— START OF Selected extract —

Slice knots and exotic $\mathbb   R^4$ In the http://arxiv.org/abs/math/0606464v1 I read 
"If you want to prove existence of exotic smooth structure on $\mathbb  R^4$ you can do this if you are in
possession of a knot which is topologically slice but not smoothly slice (slice means zero slice genus).
Freedman has a result stating that a knot with Alexander polynomial 1 is topologically slice. We now
have an obstruction (s being non-zero) to being smoothly slice." (p.28)
What does it mean? Does anyone know the construction of exotic $\mathbb  R^4$ using slice knots? Please, give me a references, if there are several constructions.
Added: http://arxiv.org/abs/math/0408379. Does there exist some other construction?
 A: I wrote this up for my own personal edification when I was going through Gompf and Stipsicz. Please, excuse the pedantry. I had to make sure even I understood it.
Definition: (Smoothly Slice Knot)
A knot $K$ in $\partial D^4$, where $D^n$ is the standard closed $n$--dimensional disk, is smoothly slice if there exists a two-disk $D^2$ smoothly embedded in $D^4$ such that the image of $\partial D^2$ is $K$.
Definition: (Flat Topological Embedding)
Let $X$ be a topological manifold of dimension $n$ and $Y$ a topological manifold of dimension $m$ where $n < m$. A topological embedding $\rho : X \rightarrow Y$ is flat if it extends to a topological embedding $\rho : X \times D^{m - n} \rightarrow Y$.
Definition: (Topologically Slice Knot)
A knot $K$ in $\partial D^4$ is topologically slice if there exists a two-disk $D^2$ flatly topologically embedded in $D^4$ such that the image of $\partial D^2$ is $K$.
Lemma 1:
Let $K$ be a knot in $\partial D^4$ and $X_K$ the two-handlebody obtained by attaching a two-handle to $D^4$ along $K$ with framing $0$. $X_K$ has a smooth embedding into $\mathbb{R}^4$ iff $K$ is smoothly slice.
Proof:
First, let us assume there exists a smooth embedding $\rho: X_K \rightarrow \mathbb{R}^4$ and prove $K$ is smoothly slice.

— END OF Selected extract —
— START OF Records —

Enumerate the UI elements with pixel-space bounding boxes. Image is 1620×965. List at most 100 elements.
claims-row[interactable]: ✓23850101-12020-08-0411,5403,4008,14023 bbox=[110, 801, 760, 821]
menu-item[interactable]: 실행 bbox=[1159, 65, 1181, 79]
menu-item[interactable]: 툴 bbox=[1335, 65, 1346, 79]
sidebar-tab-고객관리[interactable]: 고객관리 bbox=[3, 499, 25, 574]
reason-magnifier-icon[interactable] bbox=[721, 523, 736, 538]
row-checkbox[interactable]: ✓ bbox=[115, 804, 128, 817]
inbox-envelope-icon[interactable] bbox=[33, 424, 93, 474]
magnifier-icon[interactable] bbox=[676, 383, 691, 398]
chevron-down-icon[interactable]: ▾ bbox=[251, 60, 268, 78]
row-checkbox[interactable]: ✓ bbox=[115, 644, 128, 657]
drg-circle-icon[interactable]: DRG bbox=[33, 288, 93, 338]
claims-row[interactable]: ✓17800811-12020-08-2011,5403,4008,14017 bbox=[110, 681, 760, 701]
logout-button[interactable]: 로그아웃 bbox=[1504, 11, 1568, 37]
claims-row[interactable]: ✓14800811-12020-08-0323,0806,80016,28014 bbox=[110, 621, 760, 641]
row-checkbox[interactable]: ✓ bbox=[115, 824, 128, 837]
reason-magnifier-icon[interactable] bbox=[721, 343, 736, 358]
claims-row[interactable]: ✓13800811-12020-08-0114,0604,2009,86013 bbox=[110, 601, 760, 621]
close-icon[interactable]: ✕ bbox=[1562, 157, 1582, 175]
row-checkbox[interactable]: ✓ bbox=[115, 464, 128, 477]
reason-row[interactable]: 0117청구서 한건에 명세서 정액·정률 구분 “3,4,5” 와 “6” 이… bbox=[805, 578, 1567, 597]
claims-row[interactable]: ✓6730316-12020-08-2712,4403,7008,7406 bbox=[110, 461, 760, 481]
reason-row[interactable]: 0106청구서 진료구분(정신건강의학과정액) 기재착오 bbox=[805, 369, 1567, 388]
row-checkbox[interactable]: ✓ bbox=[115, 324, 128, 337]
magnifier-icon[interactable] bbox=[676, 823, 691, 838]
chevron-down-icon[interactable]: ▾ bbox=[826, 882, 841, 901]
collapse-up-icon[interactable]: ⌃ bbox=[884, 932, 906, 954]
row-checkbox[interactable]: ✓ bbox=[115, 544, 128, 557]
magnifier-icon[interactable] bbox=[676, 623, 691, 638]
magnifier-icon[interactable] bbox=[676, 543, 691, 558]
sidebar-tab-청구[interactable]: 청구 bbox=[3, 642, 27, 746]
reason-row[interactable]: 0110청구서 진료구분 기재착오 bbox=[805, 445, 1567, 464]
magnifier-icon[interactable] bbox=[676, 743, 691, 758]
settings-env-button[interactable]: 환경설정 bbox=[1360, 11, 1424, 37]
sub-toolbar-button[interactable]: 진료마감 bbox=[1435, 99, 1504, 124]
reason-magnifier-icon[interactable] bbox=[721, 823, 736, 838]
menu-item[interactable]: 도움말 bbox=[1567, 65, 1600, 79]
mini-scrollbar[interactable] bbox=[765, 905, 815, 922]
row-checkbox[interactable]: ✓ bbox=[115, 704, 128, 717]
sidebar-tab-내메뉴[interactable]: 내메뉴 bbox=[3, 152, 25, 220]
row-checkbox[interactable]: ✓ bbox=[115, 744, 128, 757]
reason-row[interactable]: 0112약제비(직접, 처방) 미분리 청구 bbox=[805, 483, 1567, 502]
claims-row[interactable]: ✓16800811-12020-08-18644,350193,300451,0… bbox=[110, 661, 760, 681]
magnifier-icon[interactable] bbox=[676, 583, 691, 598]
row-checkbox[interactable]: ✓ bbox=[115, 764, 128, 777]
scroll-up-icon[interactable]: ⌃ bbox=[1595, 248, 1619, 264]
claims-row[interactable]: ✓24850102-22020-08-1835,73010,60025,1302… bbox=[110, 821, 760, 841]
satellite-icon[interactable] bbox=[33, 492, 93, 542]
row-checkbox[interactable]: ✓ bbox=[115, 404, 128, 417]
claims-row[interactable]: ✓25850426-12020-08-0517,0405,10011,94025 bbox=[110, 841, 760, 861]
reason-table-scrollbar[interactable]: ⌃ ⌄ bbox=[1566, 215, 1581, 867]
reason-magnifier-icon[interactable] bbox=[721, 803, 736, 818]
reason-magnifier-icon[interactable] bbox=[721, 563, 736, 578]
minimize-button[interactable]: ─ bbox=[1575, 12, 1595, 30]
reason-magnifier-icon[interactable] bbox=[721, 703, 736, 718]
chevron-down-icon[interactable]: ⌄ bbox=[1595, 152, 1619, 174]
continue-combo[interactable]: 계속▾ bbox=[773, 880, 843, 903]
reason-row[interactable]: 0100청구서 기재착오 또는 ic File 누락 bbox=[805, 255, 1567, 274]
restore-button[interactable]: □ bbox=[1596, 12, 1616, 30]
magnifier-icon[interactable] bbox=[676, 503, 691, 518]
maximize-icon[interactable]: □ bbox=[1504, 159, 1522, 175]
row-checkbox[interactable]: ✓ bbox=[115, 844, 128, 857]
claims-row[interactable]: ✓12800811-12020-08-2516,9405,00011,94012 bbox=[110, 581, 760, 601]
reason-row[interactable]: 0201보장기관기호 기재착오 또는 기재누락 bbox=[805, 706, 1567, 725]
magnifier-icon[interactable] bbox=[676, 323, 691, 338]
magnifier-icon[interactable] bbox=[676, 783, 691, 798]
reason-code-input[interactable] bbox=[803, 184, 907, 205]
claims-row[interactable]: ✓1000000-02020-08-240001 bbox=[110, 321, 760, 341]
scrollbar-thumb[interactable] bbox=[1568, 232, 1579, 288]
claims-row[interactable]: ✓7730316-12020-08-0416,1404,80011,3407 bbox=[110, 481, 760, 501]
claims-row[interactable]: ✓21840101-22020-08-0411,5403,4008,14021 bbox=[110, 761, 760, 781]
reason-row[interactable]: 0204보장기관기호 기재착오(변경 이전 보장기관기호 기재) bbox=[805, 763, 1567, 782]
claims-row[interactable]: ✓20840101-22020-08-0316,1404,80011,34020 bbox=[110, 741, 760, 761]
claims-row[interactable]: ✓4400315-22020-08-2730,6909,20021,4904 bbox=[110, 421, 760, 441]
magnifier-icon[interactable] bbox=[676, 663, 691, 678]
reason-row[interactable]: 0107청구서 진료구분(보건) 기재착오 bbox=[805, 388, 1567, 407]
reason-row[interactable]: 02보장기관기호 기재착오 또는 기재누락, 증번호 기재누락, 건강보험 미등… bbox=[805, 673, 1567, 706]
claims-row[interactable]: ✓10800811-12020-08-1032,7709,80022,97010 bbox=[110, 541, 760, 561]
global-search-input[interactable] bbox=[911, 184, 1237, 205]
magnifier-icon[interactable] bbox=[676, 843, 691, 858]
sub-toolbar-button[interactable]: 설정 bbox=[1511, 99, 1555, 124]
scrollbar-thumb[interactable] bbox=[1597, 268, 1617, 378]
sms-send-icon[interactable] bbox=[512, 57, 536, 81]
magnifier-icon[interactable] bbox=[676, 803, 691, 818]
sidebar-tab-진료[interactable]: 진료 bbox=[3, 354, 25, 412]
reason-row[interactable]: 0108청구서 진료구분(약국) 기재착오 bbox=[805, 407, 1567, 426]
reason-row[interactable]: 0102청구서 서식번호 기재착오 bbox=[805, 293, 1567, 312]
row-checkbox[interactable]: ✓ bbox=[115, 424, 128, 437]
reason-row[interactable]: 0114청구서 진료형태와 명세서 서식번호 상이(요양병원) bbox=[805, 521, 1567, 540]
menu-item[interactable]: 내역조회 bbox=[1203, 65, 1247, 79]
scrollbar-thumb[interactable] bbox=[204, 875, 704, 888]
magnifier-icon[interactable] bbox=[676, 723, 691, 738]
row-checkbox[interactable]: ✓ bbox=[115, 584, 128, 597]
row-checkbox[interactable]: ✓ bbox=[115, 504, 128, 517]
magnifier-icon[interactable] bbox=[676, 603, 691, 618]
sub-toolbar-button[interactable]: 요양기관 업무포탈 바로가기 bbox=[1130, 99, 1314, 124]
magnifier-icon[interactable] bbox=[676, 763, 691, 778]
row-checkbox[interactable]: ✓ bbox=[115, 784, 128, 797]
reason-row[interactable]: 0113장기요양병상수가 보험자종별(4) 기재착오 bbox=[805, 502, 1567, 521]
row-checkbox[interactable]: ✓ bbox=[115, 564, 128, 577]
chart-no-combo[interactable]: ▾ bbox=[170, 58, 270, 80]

— END OF Records —

■ **Task set**:
- a) In the slice knots thread:
(i) What result of Freedman's does the quoted passage mention?
(ii) Which authors' work was the answerer going through when writing up the definitions?
(iii) In Lemma 1, what framing is used to attach the two-handle to $D^4$ along $K$?
- b) Can you duplicate the rows from the first one through the row containing "sidebar-tab-청구[interactable]: 청구 bbox=[3, 642, 27, 746]", with both ends included?

■ **Solutions to the tasks**:
- a)
(i) A knot with Alexander polynomial 1 is topologically slice.
(ii) Gompf and Stipsicz.
(iii) Framing $0$.

- b)
Enumerate the UI elements with pixel-space bounding boxes. Image is 1620×965. List at most 100 elements.
claims-row[interactable]: ✓23850101-12020-08-0411,5403,4008,14023 bbox=[110, 801, 760, 821]
menu-item[interactable]: 실행 bbox=[1159, 65, 1181, 79]
menu-item[interactable]: 툴 bbox=[1335, 65, 1346, 79]
sidebar-tab-고객관리[interactable]: 고객관리 bbox=[3, 499, 25, 574]
reason-magnifier-icon[interactable] bbox=[721, 523, 736, 538]
row-checkbox[interactable]: ✓ bbox=[115, 804, 128, 817]
inbox-envelope-icon[interactable] bbox=[33, 424, 93, 474]
magnifier-icon[interactable] bbox=[676, 383, 691, 398]
chevron-down-icon[interactable]: ▾ bbox=[251, 60, 268, 78]
row-checkbox[interactable]: ✓ bbox=[115, 644, 128, 657]
drg-circle-icon[interactable]: DRG bbox=[33, 288, 93, 338]
claims-row[interactable]: ✓17800811-12020-08-2011,5403,4008,14017 bbox=[110, 681, 760, 701]
logout-button[interactable]: 로그아웃 bbox=[1504, 11, 1568, 37]
claims-row[interactable]: ✓14800811-12020-08-0323,0806,80016,28014 bbox=[110, 621, 760, 641]
row-checkbox[interactable]: ✓ bbox=[115, 824, 128, 837]
reason-magnifier-icon[interactable] bbox=[721, 343, 736, 358]
claims-row[interactable]: ✓13800811-12020-08-0114,0604,2009,86013 bbox=[110, 601, 760, 621]
close-icon[interactable]: ✕ bbox=[1562, 157, 1582, 175]
row-checkbox[interactable]: ✓ bbox=[115, 464, 128, 477]
reason-row[interactable]: 0117청구서 한건에 명세서 정액·정률 구분 “3,4,5” 와 “6” 이… bbox=[805, 578, 1567, 597]
claims-row[interactable]: ✓6730316-12020-08-2712,4403,7008,7406 bbox=[110, 461, 760, 481]
reason-row[interactable]: 0106청구서 진료구분(정신건강의학과정액) 기재착오 bbox=[805, 369, 1567, 388]
row-checkbox[interactable]: ✓ bbox=[115, 324, 128, 337]
magnifier-icon[interactable] bbox=[676, 823, 691, 838]
chevron-down-icon[interactable]: ▾ bbox=[826, 882, 841, 901]
collapse-up-icon[interactable]: ⌃ bbox=[884, 932, 906, 954]
row-checkbox[interactable]: ✓ bbox=[115, 544, 128, 557]
magnifier-icon[interactable] bbox=[676, 623, 691, 638]
magnifier-icon[interactable] bbox=[676, 543, 691, 558]
sidebar-tab-청구[interactable]: 청구 bbox=[3, 642, 27, 746]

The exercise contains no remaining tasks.